— Objective —
In the records below, find each line containing the word "rolling" and copy it.
-- Start of Data to use --
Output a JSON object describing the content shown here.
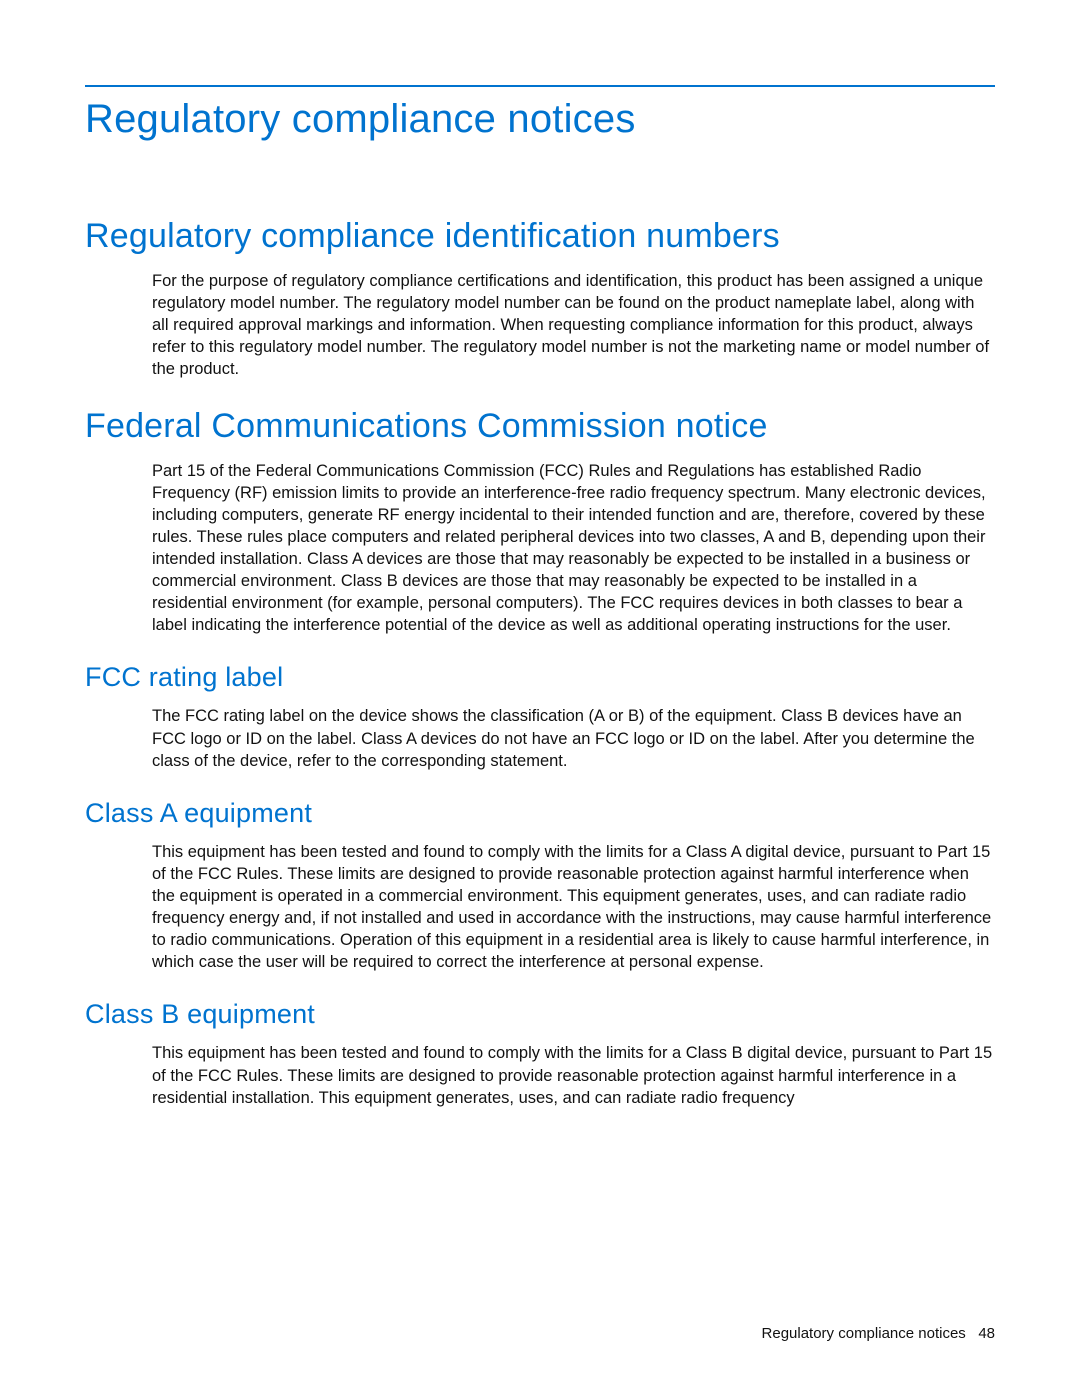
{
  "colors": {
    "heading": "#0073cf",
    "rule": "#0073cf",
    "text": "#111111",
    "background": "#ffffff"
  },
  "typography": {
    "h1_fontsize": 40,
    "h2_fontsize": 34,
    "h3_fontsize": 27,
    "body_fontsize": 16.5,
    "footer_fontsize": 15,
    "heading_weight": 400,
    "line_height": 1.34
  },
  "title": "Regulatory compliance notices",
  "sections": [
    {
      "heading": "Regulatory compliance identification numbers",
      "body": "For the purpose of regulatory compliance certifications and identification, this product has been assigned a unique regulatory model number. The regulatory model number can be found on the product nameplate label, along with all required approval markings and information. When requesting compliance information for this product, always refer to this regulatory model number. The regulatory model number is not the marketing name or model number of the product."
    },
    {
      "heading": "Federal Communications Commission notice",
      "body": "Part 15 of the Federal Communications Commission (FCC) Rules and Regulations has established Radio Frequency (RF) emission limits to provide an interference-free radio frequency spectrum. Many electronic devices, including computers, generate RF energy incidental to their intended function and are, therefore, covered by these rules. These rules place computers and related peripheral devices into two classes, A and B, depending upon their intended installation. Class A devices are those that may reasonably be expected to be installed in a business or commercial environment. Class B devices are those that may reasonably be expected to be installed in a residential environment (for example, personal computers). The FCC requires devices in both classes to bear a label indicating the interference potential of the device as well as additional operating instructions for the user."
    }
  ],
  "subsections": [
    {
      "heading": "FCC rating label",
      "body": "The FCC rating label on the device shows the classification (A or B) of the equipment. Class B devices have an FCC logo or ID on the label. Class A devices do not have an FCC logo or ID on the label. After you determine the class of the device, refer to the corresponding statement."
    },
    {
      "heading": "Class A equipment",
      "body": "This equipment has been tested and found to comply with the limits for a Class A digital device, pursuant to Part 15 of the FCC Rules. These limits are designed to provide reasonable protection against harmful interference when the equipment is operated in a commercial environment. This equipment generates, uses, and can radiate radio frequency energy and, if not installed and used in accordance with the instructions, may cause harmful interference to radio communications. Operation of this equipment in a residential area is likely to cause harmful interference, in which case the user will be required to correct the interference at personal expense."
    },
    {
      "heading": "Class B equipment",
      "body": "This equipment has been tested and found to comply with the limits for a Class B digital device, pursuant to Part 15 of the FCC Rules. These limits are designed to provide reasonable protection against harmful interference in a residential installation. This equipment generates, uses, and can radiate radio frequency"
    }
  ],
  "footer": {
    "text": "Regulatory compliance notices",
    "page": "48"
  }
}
-- End of Data to use --
-- Start of Data to use --
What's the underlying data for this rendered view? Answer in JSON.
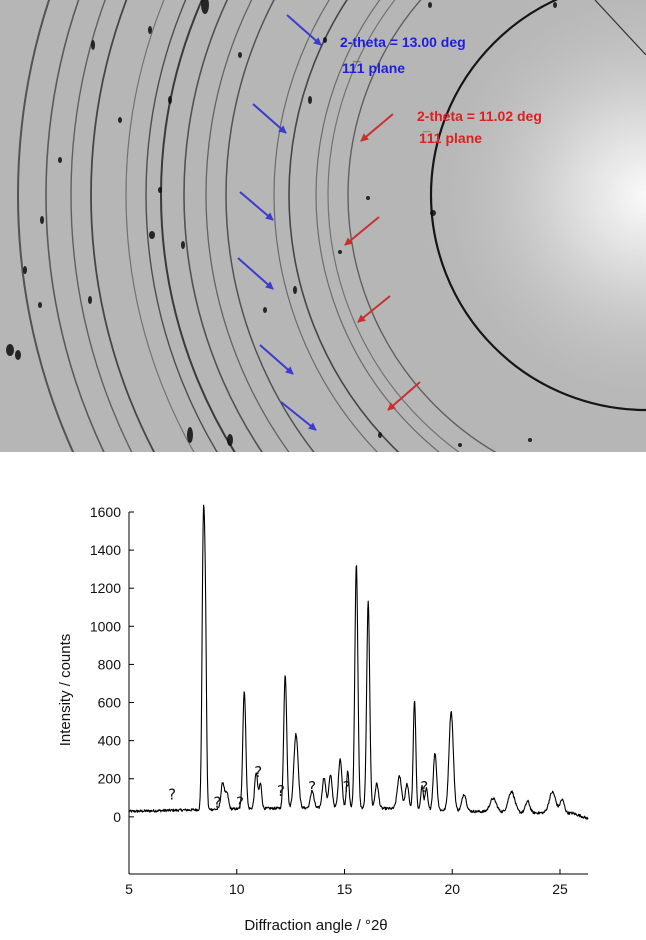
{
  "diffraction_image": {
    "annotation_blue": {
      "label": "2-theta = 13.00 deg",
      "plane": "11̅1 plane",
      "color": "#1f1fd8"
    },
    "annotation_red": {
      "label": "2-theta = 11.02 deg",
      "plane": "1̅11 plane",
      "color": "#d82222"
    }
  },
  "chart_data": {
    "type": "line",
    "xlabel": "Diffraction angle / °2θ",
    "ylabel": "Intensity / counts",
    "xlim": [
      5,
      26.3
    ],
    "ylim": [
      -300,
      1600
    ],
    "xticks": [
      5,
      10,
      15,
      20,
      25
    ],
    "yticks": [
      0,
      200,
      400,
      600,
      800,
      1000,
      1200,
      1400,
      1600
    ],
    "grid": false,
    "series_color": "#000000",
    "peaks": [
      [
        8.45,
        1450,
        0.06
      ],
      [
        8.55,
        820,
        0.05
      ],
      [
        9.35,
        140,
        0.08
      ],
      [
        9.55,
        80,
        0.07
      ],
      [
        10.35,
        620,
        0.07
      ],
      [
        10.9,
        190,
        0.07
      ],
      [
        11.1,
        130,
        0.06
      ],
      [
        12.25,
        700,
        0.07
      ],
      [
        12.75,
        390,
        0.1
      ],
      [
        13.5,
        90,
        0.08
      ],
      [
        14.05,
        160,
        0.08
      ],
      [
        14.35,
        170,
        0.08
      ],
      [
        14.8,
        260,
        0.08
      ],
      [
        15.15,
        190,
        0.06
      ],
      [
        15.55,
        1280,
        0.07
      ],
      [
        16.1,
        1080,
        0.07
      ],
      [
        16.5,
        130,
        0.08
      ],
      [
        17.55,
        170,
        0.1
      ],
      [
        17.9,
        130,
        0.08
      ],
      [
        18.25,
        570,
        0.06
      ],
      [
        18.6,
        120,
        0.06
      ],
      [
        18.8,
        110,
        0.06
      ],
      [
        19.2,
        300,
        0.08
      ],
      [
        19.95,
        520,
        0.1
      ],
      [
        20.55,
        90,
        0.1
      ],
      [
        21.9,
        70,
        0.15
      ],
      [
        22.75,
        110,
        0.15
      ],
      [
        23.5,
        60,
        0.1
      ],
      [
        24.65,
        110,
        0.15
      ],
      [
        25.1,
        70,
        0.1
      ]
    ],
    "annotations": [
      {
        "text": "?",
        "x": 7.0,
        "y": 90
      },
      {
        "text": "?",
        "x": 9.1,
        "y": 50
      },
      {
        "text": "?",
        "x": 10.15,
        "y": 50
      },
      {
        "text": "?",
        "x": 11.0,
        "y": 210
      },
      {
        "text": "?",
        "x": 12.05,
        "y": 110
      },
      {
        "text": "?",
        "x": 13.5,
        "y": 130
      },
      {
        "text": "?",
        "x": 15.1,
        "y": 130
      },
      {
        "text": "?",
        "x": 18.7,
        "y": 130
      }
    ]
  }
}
-- End of Data to use --
-- Start of Data to use --
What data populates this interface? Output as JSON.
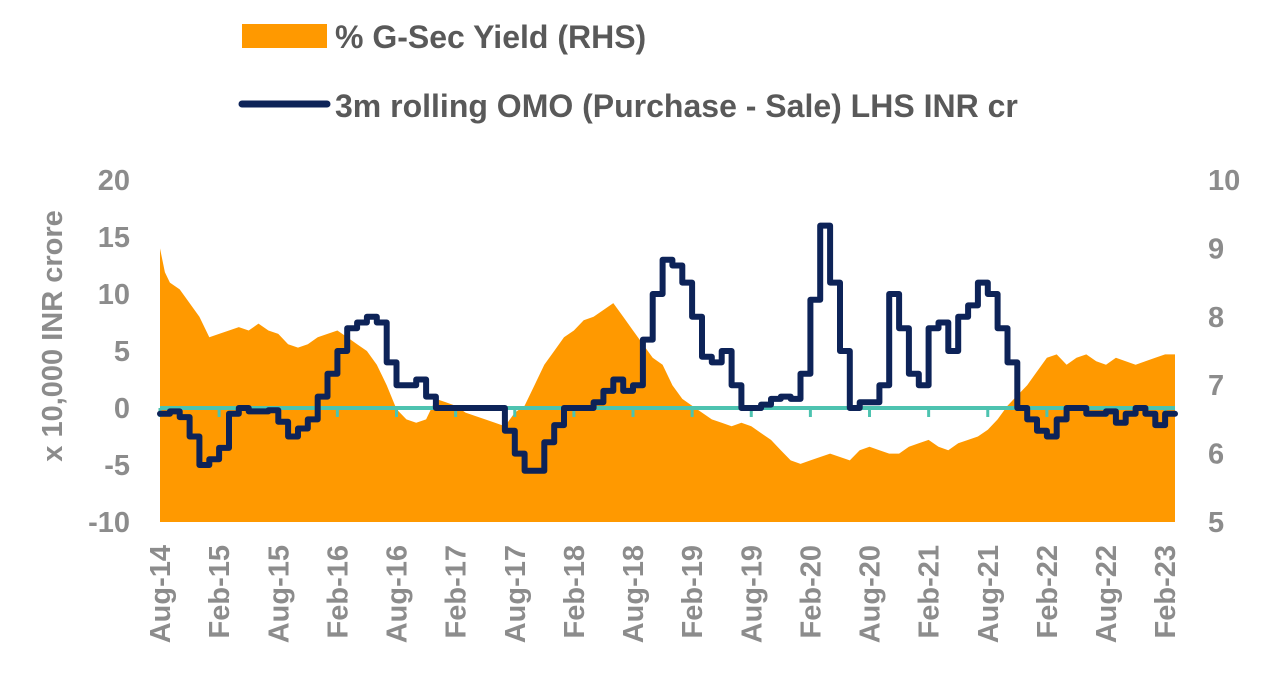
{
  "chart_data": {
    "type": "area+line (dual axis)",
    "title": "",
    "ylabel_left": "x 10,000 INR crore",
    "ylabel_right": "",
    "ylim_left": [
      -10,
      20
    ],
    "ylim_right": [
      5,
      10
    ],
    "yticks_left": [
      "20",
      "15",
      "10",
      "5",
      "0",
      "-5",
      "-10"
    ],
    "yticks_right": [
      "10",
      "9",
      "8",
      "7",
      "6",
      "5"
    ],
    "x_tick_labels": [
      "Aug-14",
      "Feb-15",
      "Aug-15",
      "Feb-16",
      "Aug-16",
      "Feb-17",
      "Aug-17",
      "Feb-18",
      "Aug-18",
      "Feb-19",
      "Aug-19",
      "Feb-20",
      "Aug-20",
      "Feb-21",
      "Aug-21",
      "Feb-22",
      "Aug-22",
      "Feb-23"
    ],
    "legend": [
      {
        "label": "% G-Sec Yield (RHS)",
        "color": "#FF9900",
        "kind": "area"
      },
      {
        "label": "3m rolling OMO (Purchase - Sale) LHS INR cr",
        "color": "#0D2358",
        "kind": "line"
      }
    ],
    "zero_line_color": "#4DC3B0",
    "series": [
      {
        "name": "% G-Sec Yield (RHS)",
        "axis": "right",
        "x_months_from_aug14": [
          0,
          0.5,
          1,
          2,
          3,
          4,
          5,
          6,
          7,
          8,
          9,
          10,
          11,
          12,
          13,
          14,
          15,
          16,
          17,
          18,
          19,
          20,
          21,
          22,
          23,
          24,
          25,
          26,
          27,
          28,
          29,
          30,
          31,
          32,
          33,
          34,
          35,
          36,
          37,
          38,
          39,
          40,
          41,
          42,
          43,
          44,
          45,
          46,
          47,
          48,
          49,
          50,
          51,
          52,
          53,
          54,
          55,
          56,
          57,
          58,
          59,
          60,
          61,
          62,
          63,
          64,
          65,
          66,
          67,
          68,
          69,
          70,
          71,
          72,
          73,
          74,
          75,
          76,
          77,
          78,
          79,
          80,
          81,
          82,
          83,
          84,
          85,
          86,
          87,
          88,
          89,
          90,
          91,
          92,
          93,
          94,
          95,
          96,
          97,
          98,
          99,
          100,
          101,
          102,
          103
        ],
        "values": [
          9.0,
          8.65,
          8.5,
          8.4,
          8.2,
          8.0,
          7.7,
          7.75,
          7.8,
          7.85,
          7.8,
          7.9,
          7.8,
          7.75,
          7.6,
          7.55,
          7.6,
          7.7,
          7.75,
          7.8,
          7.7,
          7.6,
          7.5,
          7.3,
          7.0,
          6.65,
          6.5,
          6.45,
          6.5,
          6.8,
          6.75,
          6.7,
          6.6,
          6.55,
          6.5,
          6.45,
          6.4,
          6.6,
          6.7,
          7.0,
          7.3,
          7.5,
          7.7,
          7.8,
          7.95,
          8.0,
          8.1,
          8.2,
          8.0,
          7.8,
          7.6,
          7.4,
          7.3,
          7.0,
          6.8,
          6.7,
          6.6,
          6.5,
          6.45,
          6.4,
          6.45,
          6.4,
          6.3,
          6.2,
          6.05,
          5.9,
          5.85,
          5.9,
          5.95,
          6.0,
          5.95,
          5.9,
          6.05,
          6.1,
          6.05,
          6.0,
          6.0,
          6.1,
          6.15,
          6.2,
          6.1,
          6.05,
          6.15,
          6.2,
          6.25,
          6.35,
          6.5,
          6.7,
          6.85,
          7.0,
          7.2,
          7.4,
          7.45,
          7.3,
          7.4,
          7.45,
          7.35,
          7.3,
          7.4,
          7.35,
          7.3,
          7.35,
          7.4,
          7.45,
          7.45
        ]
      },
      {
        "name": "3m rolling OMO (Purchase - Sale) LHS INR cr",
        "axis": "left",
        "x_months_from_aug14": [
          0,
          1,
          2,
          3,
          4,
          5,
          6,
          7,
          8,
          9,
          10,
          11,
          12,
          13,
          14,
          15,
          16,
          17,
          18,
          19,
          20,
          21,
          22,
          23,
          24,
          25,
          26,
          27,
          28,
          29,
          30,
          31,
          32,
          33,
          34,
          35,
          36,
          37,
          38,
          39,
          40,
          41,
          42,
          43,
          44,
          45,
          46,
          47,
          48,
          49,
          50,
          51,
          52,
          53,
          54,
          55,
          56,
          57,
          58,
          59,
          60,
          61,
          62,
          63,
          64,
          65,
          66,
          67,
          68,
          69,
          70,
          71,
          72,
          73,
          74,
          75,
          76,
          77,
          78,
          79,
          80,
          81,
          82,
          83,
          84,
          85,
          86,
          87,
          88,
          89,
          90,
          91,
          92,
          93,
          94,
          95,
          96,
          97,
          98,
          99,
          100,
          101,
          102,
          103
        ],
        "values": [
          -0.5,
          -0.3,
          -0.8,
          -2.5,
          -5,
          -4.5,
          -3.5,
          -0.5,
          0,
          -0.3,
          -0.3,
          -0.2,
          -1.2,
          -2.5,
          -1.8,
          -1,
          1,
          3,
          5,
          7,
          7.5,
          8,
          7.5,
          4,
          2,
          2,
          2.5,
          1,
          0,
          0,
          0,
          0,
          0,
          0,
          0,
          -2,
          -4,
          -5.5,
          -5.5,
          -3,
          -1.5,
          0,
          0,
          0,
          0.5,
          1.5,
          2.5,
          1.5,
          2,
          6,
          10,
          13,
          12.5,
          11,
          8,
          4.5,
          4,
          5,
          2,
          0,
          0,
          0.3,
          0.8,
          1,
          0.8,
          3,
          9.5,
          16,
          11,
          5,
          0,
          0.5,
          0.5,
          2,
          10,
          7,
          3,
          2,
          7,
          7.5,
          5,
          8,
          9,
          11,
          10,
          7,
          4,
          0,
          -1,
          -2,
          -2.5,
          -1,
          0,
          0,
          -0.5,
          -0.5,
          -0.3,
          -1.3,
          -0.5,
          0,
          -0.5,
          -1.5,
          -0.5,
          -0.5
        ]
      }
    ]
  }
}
-- End of Data to use --
— Answer in full —
        "label": "3m rolling OMO (Purchase - Sale) LHS INR cr",
        "name": "3m rolling OMO (Purchase - Sale) LHS INR cr",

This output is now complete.